-------- Record extracts --------

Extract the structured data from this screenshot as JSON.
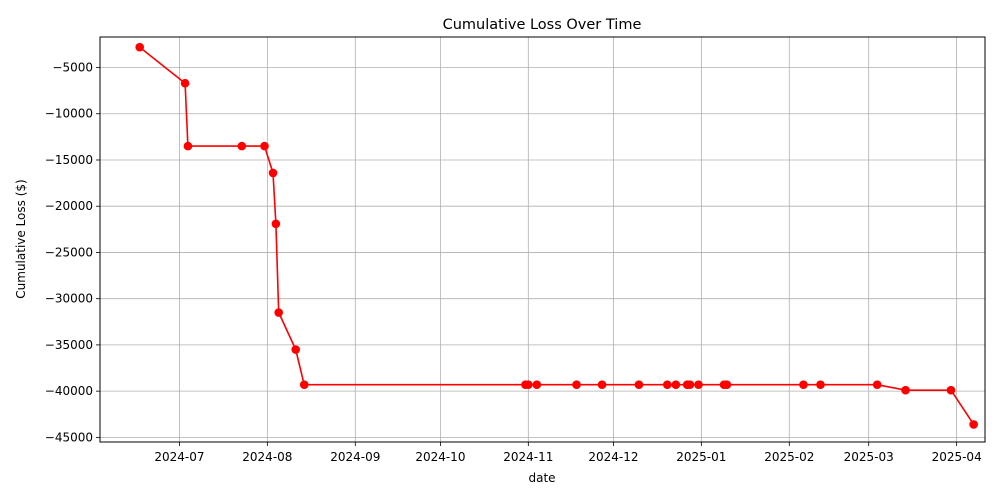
{
  "chart_data": {
    "type": "line",
    "title": "Cumulative Loss Over Time",
    "xlabel": "date",
    "ylabel": "Cumulative Loss ($)",
    "grid": true,
    "x_range": [
      "2024-06-03",
      "2025-04-11"
    ],
    "ylim": [
      -45500,
      -1700
    ],
    "x_ticks": [
      {
        "date": "2024-07-01",
        "label": "2024-07"
      },
      {
        "date": "2024-08-01",
        "label": "2024-08"
      },
      {
        "date": "2024-09-01",
        "label": "2024-09"
      },
      {
        "date": "2024-10-01",
        "label": "2024-10"
      },
      {
        "date": "2024-11-01",
        "label": "2024-11"
      },
      {
        "date": "2024-12-01",
        "label": "2024-12"
      },
      {
        "date": "2025-01-01",
        "label": "2025-01"
      },
      {
        "date": "2025-02-01",
        "label": "2025-02"
      },
      {
        "date": "2025-03-01",
        "label": "2025-03"
      },
      {
        "date": "2025-04-01",
        "label": "2025-04"
      }
    ],
    "y_ticks": [
      {
        "value": -5000,
        "label": "−5000"
      },
      {
        "value": -10000,
        "label": "−10000"
      },
      {
        "value": -15000,
        "label": "−15000"
      },
      {
        "value": -20000,
        "label": "−20000"
      },
      {
        "value": -25000,
        "label": "−25000"
      },
      {
        "value": -30000,
        "label": "−30000"
      },
      {
        "value": -35000,
        "label": "−35000"
      },
      {
        "value": -40000,
        "label": "−40000"
      },
      {
        "value": -45000,
        "label": "−45000"
      }
    ],
    "series": [
      {
        "color": "#ff0000",
        "marker": "circle",
        "points": [
          {
            "x": "2024-06-17",
            "y": -2800
          },
          {
            "x": "2024-07-03",
            "y": -6700
          },
          {
            "x": "2024-07-04",
            "y": -13500
          },
          {
            "x": "2024-07-23",
            "y": -13500
          },
          {
            "x": "2024-07-31",
            "y": -13500
          },
          {
            "x": "2024-08-03",
            "y": -16400
          },
          {
            "x": "2024-08-04",
            "y": -21900
          },
          {
            "x": "2024-08-05",
            "y": -31500
          },
          {
            "x": "2024-08-11",
            "y": -35500
          },
          {
            "x": "2024-08-14",
            "y": -39300
          },
          {
            "x": "2024-10-31",
            "y": -39300
          },
          {
            "x": "2024-11-01",
            "y": -39300
          },
          {
            "x": "2024-11-04",
            "y": -39300
          },
          {
            "x": "2024-11-18",
            "y": -39300
          },
          {
            "x": "2024-11-27",
            "y": -39300
          },
          {
            "x": "2024-12-10",
            "y": -39300
          },
          {
            "x": "2024-12-20",
            "y": -39300
          },
          {
            "x": "2024-12-23",
            "y": -39300
          },
          {
            "x": "2024-12-27",
            "y": -39300
          },
          {
            "x": "2024-12-28",
            "y": -39300
          },
          {
            "x": "2024-12-31",
            "y": -39300
          },
          {
            "x": "2025-01-09",
            "y": -39300
          },
          {
            "x": "2025-01-10",
            "y": -39300
          },
          {
            "x": "2025-02-06",
            "y": -39300
          },
          {
            "x": "2025-02-12",
            "y": -39300
          },
          {
            "x": "2025-03-04",
            "y": -39300
          },
          {
            "x": "2025-03-14",
            "y": -39900
          },
          {
            "x": "2025-03-30",
            "y": -39900
          },
          {
            "x": "2025-04-07",
            "y": -43600
          }
        ]
      }
    ]
  }
}
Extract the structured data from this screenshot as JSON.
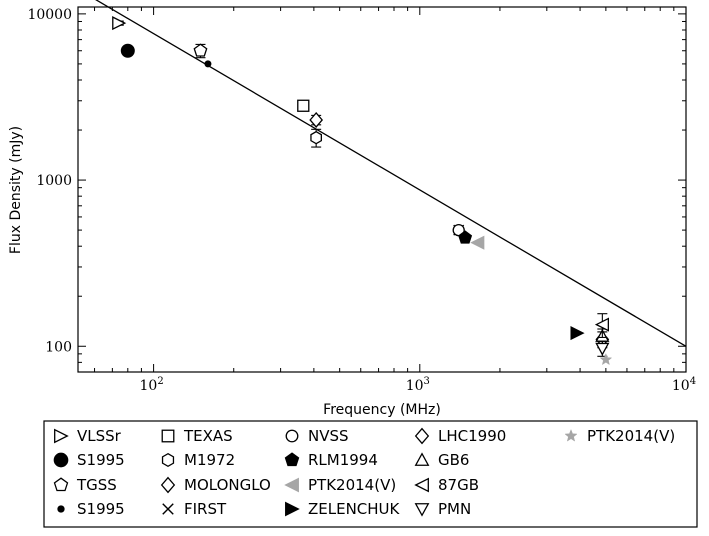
{
  "chart_data": {
    "type": "scatter",
    "xlabel": "Frequency (MHz)",
    "ylabel": "Flux Density (mJy)",
    "x_scale": "log",
    "y_scale": "log",
    "xlim": [
      52,
      10000
    ],
    "ylim": [
      70,
      11000
    ],
    "x_tick_labels": [
      "10^2",
      "10^3",
      "10^4"
    ],
    "y_tick_labels": [
      "100",
      "1000",
      "10000"
    ],
    "grid": false,
    "legend_position": "bottom",
    "fit_line": {
      "x": [
        60,
        10000
      ],
      "y": [
        12300,
        100
      ]
    },
    "series": [
      {
        "name": "VLSSr",
        "marker": "triangle-right-open",
        "color": "#000000",
        "points": [
          {
            "x": 74,
            "y": 8800,
            "yerr": 250
          }
        ]
      },
      {
        "name": "S1995",
        "marker": "circle-filled-large",
        "color": "#000000",
        "points": [
          {
            "x": 80,
            "y": 6000
          }
        ]
      },
      {
        "name": "TGSS",
        "marker": "pentagon-open",
        "color": "#000000",
        "points": [
          {
            "x": 150,
            "y": 6000,
            "yerr": 550
          }
        ]
      },
      {
        "name": "S1995",
        "marker": "circle-filled-small",
        "color": "#000000",
        "points": [
          {
            "x": 160,
            "y": 5000
          }
        ]
      },
      {
        "name": "TEXAS",
        "marker": "square-open",
        "color": "#000000",
        "points": [
          {
            "x": 365,
            "y": 2800,
            "yerr": 120
          }
        ]
      },
      {
        "name": "M1972",
        "marker": "hexagon-open",
        "color": "#000000",
        "points": [
          {
            "x": 408,
            "y": 1800,
            "yerr": 220
          }
        ]
      },
      {
        "name": "MOLONGLO",
        "marker": "diamond-open",
        "color": "#000000",
        "points": [
          {
            "x": 408,
            "y": 2300,
            "yerr": 150
          }
        ]
      },
      {
        "name": "FIRST",
        "marker": "x",
        "color": "#000000",
        "points": [
          {
            "x": 1400,
            "y": 500
          }
        ]
      },
      {
        "name": "NVSS",
        "marker": "circle-open",
        "color": "#000000",
        "points": [
          {
            "x": 1400,
            "y": 500,
            "yerr": 20
          }
        ]
      },
      {
        "name": "RLM1994",
        "marker": "pentagon-filled",
        "color": "#000000",
        "points": [
          {
            "x": 1480,
            "y": 450
          }
        ]
      },
      {
        "name": "PTK2014(V)",
        "marker": "triangle-left-filled",
        "color": "#a6a6a6",
        "points": [
          {
            "x": 1650,
            "y": 420
          }
        ]
      },
      {
        "name": "ZELENCHUK",
        "marker": "triangle-right-filled",
        "color": "#000000",
        "points": [
          {
            "x": 3900,
            "y": 120
          }
        ]
      },
      {
        "name": "LHC1990",
        "marker": "diamond-open",
        "color": "#000000",
        "points": [
          {
            "x": 4850,
            "y": 110,
            "yerr": 12
          }
        ]
      },
      {
        "name": "GB6",
        "marker": "triangle-up-open",
        "color": "#000000",
        "points": [
          {
            "x": 4850,
            "y": 115,
            "yerr": 12
          }
        ]
      },
      {
        "name": "87GB",
        "marker": "triangle-left-open",
        "color": "#000000",
        "points": [
          {
            "x": 4850,
            "y": 135,
            "yerr": 22
          }
        ]
      },
      {
        "name": "PMN",
        "marker": "triangle-down-open",
        "color": "#000000",
        "points": [
          {
            "x": 4850,
            "y": 97,
            "yerr": 10
          }
        ]
      },
      {
        "name": "PTK2014(V)",
        "marker": "star-filled",
        "color": "#a6a6a6",
        "points": [
          {
            "x": 5000,
            "y": 83
          }
        ]
      }
    ]
  }
}
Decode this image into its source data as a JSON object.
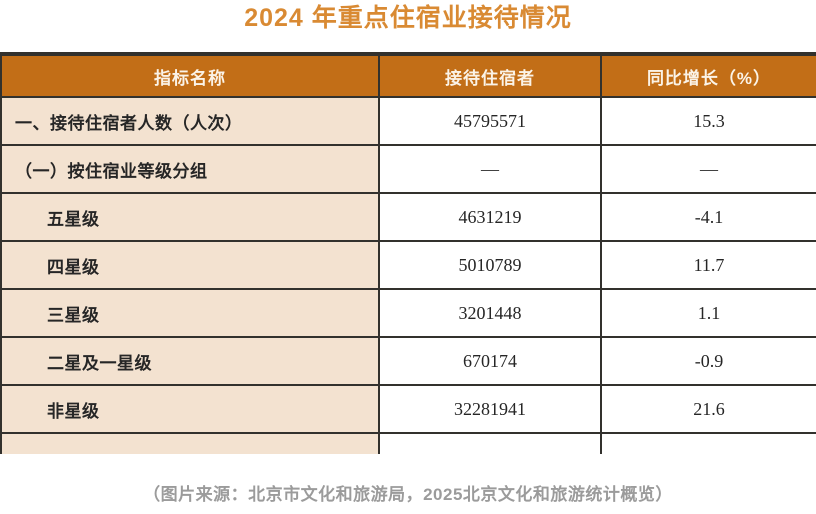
{
  "title": "2024 年重点住宿业接待情况",
  "table": {
    "columns": [
      "指标名称",
      "接待住宿者",
      "同比增长（%）"
    ],
    "rows": [
      {
        "indicator": "一、接待住宿者人数（人次）",
        "value": "45795571",
        "growth": "15.3",
        "indent": 0
      },
      {
        "indicator": "（一）按住宿业等级分组",
        "value": "—",
        "growth": "—",
        "indent": 0
      },
      {
        "indicator": "五星级",
        "value": "4631219",
        "growth": "-4.1",
        "indent": 1
      },
      {
        "indicator": "四星级",
        "value": "5010789",
        "growth": "11.7",
        "indent": 1
      },
      {
        "indicator": "三星级",
        "value": "3201448",
        "growth": "1.1",
        "indent": 1
      },
      {
        "indicator": "二星及一星级",
        "value": "670174",
        "growth": "-0.9",
        "indent": 1
      },
      {
        "indicator": "非星级",
        "value": "32281941",
        "growth": "21.6",
        "indent": 1
      }
    ]
  },
  "footer": "（图片来源：北京市文化和旅游局，2025北京文化和旅游统计概览）",
  "chart_data": {
    "type": "table",
    "title": "2024 年重点住宿业接待情况",
    "columns": [
      "指标名称",
      "接待住宿者",
      "同比增长（%）"
    ],
    "rows": [
      [
        "一、接待住宿者人数（人次）",
        45795571,
        15.3
      ],
      [
        "（一）按住宿业等级分组",
        null,
        null
      ],
      [
        "五星级",
        4631219,
        -4.1
      ],
      [
        "四星级",
        5010789,
        11.7
      ],
      [
        "三星级",
        3201448,
        1.1
      ],
      [
        "二星及一星级",
        670174,
        -0.9
      ],
      [
        "非星级",
        32281941,
        21.6
      ]
    ]
  },
  "colors": {
    "title": "#D98A33",
    "header_bg": "#C26E17",
    "header_text": "#FBF3E7",
    "row_label_bg": "#F3E2D0",
    "cell_bg": "#FFFFFF",
    "border": "#32312D",
    "text": "#262626",
    "footer_text": "#9B9B9B"
  }
}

--------

■ What you will do ■
Show every line of the records above that contains the word "growth".

■ Output below ■
        "growth": "15.3",
        "growth": "—",
        "growth": "-4.1",
        "growth": "11.7",
        "growth": "1.1",
        "growth": "-0.9",
        "growth": "21.6",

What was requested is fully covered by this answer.